WHAT YOU NEED TO DO:
Sort through the entries below and pull out lines containing the word "name".

INPUT DATA:
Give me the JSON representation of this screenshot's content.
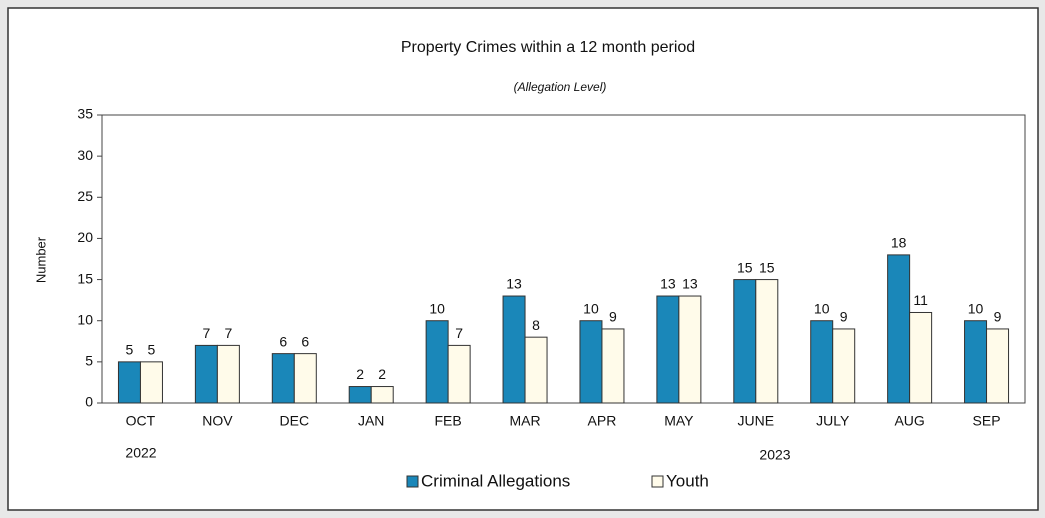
{
  "chart_data": {
    "type": "bar",
    "title": "Property Crimes within a 12 month period",
    "subtitle": "(Allegation Level)",
    "y_label": "Number",
    "categories": [
      "OCT",
      "NOV",
      "DEC",
      "JAN",
      "FEB",
      "MAR",
      "APR",
      "MAY",
      "JUNE",
      "JULY",
      "AUG",
      "SEP"
    ],
    "annotations": [
      "2022",
      "2023"
    ],
    "series": [
      {
        "name": "Criminal Allegations",
        "color": "#1a87b9",
        "values": [
          5,
          7,
          6,
          2,
          10,
          13,
          10,
          13,
          15,
          10,
          18,
          10
        ]
      },
      {
        "name": "Youth",
        "color": "#fffbea",
        "values": [
          5,
          7,
          6,
          2,
          7,
          8,
          9,
          13,
          15,
          9,
          11,
          9
        ]
      }
    ],
    "ylim": [
      0,
      35
    ],
    "yticks": [
      0,
      5,
      10,
      15,
      20,
      25,
      30,
      35
    ],
    "grid": false
  }
}
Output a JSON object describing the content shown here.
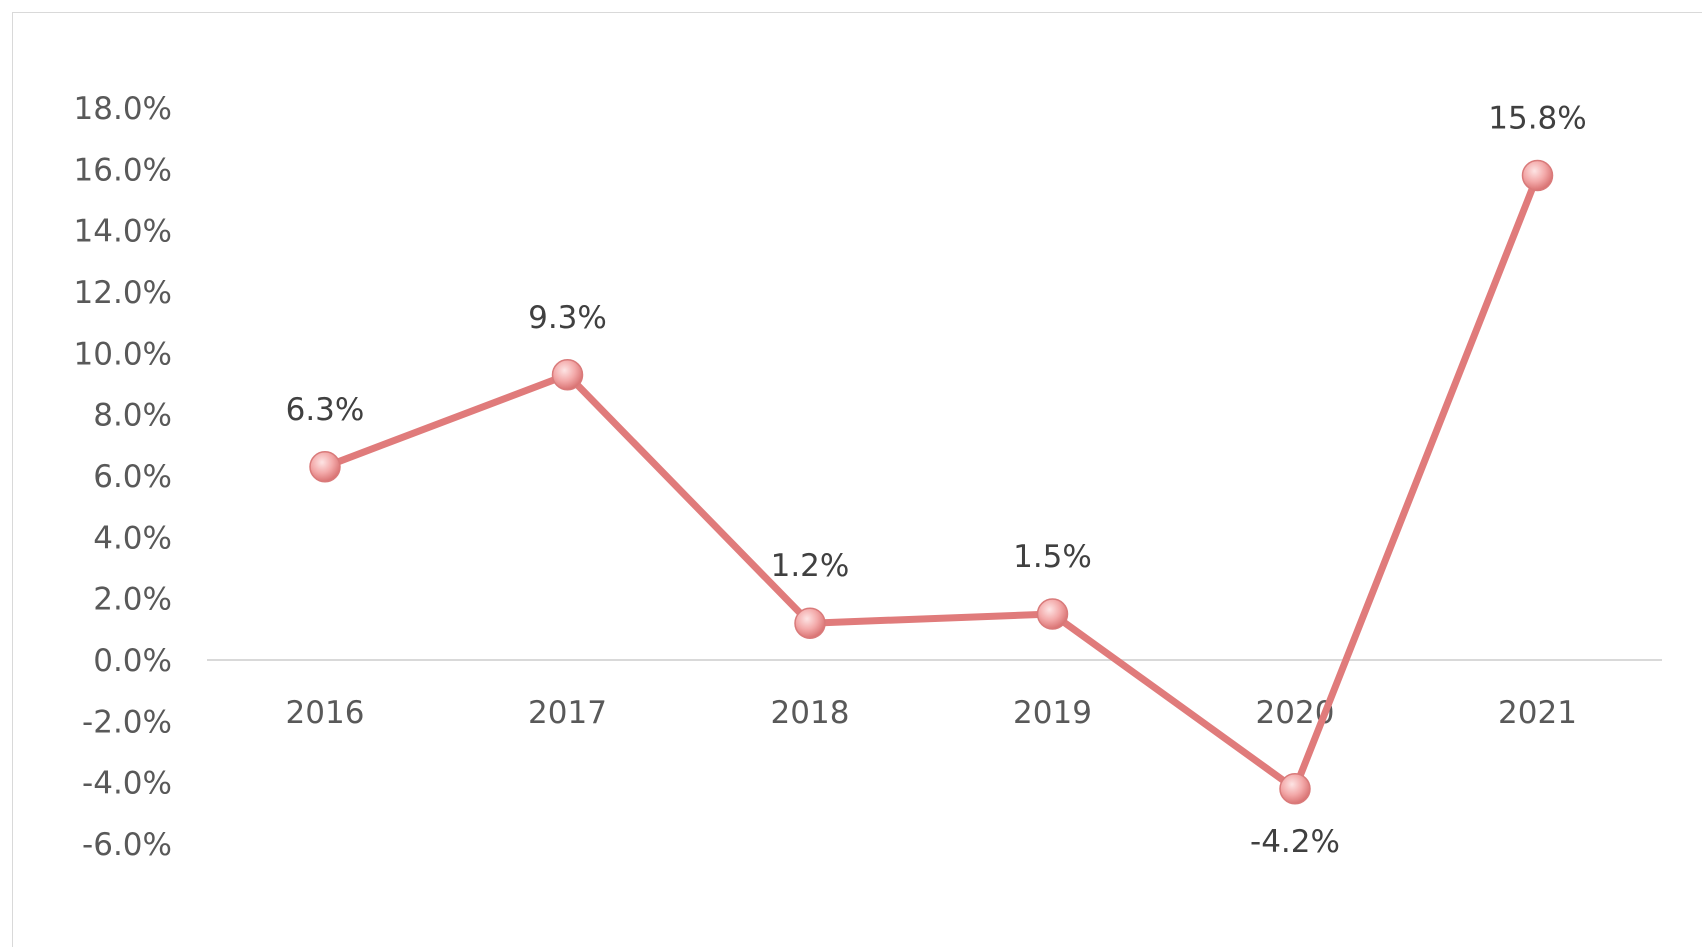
{
  "chart_data": {
    "type": "line",
    "title": "",
    "xlabel": "",
    "ylabel": "",
    "categories": [
      "2016",
      "2017",
      "2018",
      "2019",
      "2020",
      "2021"
    ],
    "series": [
      {
        "values": [
          6.3,
          9.3,
          1.2,
          1.5,
          -4.2,
          15.8
        ],
        "labels": [
          "6.3%",
          "9.3%",
          "1.2%",
          "1.5%",
          "-4.2%",
          "15.8%"
        ],
        "color": "#e07b7b"
      }
    ],
    "ylim": [
      -6,
      18
    ],
    "yticks": [
      18,
      16,
      14,
      12,
      10,
      8,
      6,
      4,
      2,
      0,
      -2,
      -4,
      -6
    ],
    "ytick_labels": [
      "18.0%",
      "16.0%",
      "14.0%",
      "12.0%",
      "10.0%",
      "8.0%",
      "6.0%",
      "4.0%",
      "2.0%",
      "0.0%",
      "-2.0%",
      "-4.0%",
      "-6.0%"
    ],
    "grid": false,
    "legend": "none",
    "zero_line_color": "#d9d9d9",
    "marker_color": "#f2a7a7"
  }
}
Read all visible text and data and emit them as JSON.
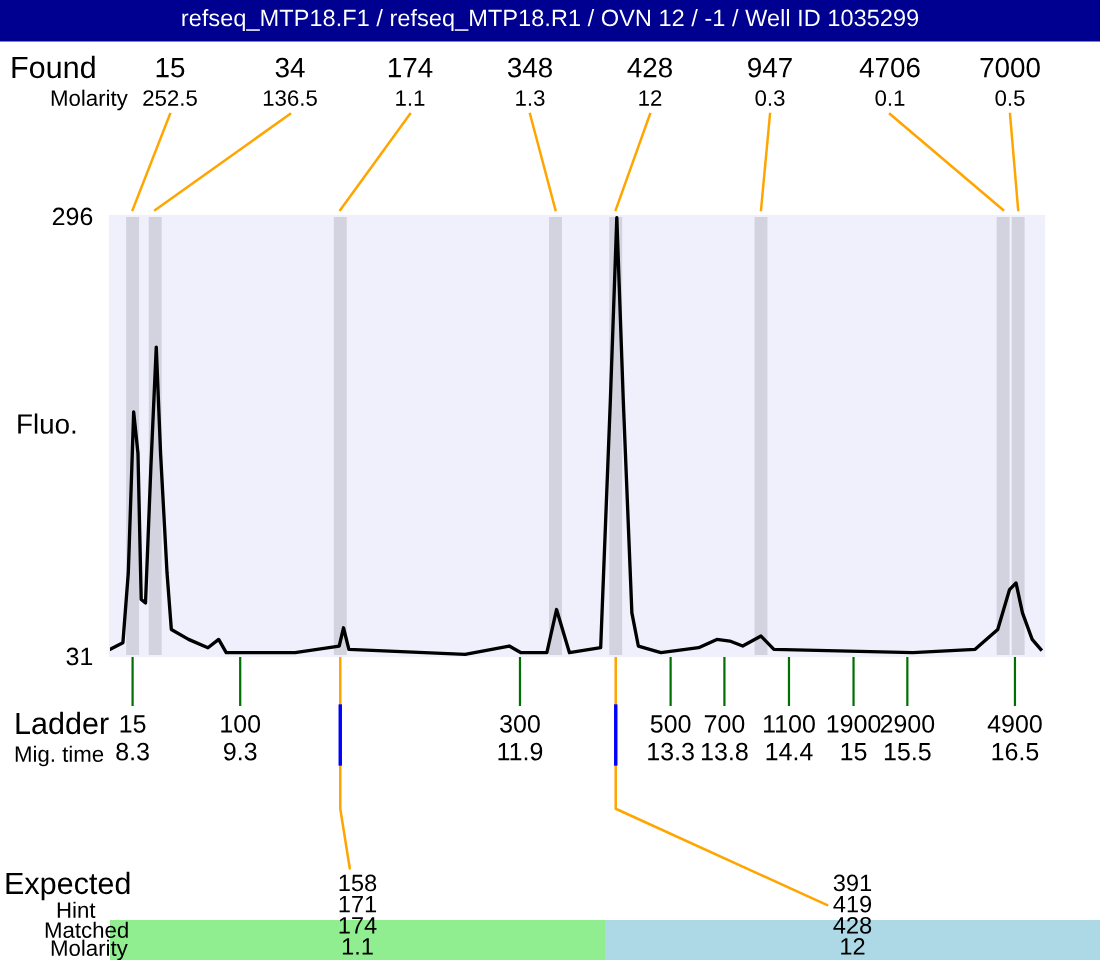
{
  "chart_data": {
    "type": "line",
    "title": "refseq_MTP18.F1 / refseq_MTP18.R1 / OVN 12 / -1 / Well ID 1035299",
    "ylabel": "Fluo.",
    "xlabel": "Mig. time",
    "xlim": [
      8.09,
      16.77
    ],
    "xticks": [
      8.3,
      9.3,
      11.9,
      13.3,
      13.8,
      14.4,
      15,
      15.5,
      16.5
    ],
    "ylim": [
      31,
      296
    ],
    "yticks": [
      31,
      296
    ],
    "grid": false,
    "marker": "none",
    "line_style": "solid",
    "series": [
      {
        "color": "#000000",
        "x": [
          8.09,
          8.21,
          8.26,
          8.31,
          8.35,
          8.38,
          8.42,
          8.47,
          8.52,
          8.56,
          8.62,
          8.66,
          8.82,
          9.0,
          9.1,
          9.17,
          9.81,
          10.22,
          10.26,
          10.31,
          11.39,
          11.8,
          11.91,
          12.15,
          12.24,
          12.36,
          12.65,
          12.74,
          12.8,
          12.86,
          12.94,
          13.0,
          13.21,
          13.56,
          13.73,
          13.85,
          13.97,
          14.14,
          14.26,
          15.55,
          16.13,
          16.34,
          16.45,
          16.51,
          16.57,
          16.66,
          16.74
        ],
        "values": [
          35,
          39,
          81,
          178,
          153,
          65,
          63,
          145,
          217,
          153,
          81,
          47,
          41,
          36,
          41,
          33,
          33,
          37,
          48,
          35,
          32,
          37,
          33,
          33,
          59,
          33,
          36,
          185,
          295,
          185,
          57,
          37,
          33,
          36,
          41,
          40,
          37,
          43,
          35,
          33,
          35,
          47,
          71,
          75,
          57,
          41,
          35
        ]
      }
    ],
    "bands": [
      {
        "axis": "x",
        "from": 8.24,
        "to": 8.36,
        "color": "#d3d3e0",
        "label": "15\n252.5"
      },
      {
        "axis": "x",
        "from": 8.45,
        "to": 8.57,
        "color": "#d3d3e0",
        "label": "34\n136.5"
      },
      {
        "axis": "x",
        "from": 10.17,
        "to": 10.29,
        "color": "#d3d3e0",
        "label": "174\n1.1"
      },
      {
        "axis": "x",
        "from": 12.17,
        "to": 12.29,
        "color": "#d3d3e0",
        "label": "348\n1.3"
      },
      {
        "axis": "x",
        "from": 12.73,
        "to": 12.85,
        "color": "#d3d3e0",
        "label": "428\n12"
      },
      {
        "axis": "x",
        "from": 14.08,
        "to": 14.2,
        "color": "#d3d3e0",
        "label": "947\n0.3"
      },
      {
        "axis": "x",
        "from": 16.33,
        "to": 16.45,
        "color": "#d3d3e0",
        "label": "4706\n0.1"
      },
      {
        "axis": "x",
        "from": 16.47,
        "to": 16.59,
        "color": "#d3d3e0",
        "label": "7000\n0.5"
      }
    ],
    "annotations": [
      "Found",
      "Molarity",
      "Ladder",
      "Expected",
      "Hint",
      "Matched",
      "Molarity",
      "15",
      "100",
      "300",
      "500",
      "700",
      "1100",
      "1900",
      "2900",
      "4900",
      {
        "text": "158\n171\n174\n1.1",
        "x": 10.23,
        "y": 31
      },
      {
        "text": "391\n419\n428\n12",
        "x": 12.79,
        "y": 31
      }
    ]
  }
}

OUTPUT OF THE TASK:
        "name": "Criminal Allegations",
        "name": "Youth",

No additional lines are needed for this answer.